- _Given problem_
Within the listing below, locate all lines containing the word "grid". Copy each one.

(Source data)
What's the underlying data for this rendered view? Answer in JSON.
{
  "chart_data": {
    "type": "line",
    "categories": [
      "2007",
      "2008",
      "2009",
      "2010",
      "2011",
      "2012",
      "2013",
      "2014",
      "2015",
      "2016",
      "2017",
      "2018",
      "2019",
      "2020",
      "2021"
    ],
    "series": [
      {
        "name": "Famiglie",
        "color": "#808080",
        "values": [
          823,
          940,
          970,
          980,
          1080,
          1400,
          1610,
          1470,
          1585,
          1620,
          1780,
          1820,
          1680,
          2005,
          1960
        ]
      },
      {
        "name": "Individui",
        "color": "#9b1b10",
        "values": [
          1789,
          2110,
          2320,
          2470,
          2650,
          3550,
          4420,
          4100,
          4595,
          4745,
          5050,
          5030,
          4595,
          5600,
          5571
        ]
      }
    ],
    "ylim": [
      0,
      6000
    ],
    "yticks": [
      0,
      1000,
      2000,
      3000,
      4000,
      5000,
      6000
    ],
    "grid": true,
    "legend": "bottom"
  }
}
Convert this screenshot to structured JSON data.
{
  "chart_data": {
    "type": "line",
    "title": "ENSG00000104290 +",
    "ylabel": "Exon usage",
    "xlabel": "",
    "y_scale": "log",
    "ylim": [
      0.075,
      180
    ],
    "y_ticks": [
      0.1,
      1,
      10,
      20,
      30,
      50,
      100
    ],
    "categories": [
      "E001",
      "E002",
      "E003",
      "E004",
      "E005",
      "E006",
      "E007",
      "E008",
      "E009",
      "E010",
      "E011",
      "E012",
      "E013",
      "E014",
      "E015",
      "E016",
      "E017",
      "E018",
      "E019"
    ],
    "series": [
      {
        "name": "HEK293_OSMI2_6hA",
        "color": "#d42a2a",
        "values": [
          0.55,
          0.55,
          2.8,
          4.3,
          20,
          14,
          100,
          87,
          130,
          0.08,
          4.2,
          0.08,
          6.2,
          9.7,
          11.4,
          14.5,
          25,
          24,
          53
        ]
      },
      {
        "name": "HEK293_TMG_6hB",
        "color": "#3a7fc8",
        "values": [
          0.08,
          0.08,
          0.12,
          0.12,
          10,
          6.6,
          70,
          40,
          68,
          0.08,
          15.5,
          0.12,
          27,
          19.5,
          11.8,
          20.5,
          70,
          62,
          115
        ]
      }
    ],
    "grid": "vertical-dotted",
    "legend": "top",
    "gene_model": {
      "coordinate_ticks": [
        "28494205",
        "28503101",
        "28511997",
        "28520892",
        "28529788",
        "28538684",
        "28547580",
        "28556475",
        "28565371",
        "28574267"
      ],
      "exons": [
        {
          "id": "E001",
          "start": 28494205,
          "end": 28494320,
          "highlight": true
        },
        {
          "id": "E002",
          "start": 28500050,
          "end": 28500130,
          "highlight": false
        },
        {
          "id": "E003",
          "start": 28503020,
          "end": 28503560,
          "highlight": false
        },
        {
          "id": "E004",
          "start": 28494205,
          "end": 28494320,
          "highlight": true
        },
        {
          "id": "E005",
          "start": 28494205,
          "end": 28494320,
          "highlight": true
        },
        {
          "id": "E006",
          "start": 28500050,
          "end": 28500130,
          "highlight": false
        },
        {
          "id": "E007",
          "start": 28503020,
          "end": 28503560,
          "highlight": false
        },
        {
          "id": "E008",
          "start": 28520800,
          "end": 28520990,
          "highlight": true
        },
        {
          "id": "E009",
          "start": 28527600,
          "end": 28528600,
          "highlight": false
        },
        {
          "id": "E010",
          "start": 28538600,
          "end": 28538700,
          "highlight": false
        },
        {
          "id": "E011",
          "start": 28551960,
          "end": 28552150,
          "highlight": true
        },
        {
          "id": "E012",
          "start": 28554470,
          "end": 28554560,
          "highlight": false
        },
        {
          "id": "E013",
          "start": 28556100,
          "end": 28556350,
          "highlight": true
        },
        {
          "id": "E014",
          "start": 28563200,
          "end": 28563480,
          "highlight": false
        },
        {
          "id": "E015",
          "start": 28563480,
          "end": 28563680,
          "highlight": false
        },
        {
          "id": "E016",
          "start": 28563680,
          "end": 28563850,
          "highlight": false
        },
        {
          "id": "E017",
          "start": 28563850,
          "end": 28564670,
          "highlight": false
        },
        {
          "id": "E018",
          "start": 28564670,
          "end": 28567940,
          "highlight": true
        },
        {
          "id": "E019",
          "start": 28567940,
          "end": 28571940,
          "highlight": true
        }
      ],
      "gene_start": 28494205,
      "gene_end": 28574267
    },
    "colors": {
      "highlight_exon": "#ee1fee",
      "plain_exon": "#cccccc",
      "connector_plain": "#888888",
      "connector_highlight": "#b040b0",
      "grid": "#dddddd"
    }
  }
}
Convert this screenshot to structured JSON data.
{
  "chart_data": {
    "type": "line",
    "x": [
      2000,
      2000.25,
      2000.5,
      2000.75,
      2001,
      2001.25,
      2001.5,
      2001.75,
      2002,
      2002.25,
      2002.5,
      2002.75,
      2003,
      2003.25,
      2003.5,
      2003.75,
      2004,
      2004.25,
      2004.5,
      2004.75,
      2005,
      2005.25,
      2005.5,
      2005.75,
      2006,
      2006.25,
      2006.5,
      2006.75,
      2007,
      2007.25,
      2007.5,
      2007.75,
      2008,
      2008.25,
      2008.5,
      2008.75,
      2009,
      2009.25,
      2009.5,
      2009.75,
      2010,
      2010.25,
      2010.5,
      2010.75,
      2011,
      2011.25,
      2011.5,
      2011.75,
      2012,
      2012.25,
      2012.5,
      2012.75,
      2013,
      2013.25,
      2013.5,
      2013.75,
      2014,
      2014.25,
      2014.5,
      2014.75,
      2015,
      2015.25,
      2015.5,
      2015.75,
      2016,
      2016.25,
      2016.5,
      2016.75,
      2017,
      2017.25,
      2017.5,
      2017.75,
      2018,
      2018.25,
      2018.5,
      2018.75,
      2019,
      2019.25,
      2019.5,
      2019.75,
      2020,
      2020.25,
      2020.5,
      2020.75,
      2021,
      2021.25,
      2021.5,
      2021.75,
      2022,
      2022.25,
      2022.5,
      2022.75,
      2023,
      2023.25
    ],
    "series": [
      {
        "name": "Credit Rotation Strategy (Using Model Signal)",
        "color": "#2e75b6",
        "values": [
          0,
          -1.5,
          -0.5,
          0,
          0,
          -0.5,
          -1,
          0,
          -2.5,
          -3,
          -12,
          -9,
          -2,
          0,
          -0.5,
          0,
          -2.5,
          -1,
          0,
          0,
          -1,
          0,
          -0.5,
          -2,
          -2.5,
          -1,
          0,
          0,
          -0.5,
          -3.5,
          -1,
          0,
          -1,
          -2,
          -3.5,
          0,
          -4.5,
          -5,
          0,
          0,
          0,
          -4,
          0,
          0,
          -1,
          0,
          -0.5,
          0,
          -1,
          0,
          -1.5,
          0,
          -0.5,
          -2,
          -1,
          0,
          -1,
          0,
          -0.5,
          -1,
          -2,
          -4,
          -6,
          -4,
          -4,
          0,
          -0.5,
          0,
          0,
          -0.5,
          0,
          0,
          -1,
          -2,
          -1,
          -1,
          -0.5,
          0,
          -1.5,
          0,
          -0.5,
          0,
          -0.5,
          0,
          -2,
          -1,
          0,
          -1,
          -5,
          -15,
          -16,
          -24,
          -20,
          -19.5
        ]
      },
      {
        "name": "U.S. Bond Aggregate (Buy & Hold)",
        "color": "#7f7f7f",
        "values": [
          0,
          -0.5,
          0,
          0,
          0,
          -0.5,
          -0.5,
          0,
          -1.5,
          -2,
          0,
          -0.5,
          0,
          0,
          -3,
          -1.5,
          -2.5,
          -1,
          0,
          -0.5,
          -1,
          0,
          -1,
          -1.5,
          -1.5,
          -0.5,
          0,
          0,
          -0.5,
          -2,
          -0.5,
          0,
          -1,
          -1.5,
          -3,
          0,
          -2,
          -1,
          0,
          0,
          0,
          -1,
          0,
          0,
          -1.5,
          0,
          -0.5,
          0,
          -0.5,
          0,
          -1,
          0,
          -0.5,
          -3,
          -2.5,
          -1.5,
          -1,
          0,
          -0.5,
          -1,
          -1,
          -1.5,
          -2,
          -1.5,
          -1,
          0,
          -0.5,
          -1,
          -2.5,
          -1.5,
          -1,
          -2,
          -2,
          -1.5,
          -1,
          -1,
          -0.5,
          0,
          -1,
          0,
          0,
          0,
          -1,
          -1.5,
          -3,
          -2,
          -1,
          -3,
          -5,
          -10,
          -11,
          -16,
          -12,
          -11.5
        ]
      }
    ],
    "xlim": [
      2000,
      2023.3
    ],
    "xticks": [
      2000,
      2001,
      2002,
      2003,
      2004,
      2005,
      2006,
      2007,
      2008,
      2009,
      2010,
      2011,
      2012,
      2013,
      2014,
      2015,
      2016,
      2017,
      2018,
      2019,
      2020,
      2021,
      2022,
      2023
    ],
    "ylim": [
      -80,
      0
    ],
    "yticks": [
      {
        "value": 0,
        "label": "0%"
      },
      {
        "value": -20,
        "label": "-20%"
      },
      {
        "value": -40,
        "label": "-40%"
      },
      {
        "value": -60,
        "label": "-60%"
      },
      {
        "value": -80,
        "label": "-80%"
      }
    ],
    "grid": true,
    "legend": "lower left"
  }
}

- _Correct response_
    "grid": true,
    "grid": "vertical-dotted",
      "grid": "#dddddd"
    "grid": true,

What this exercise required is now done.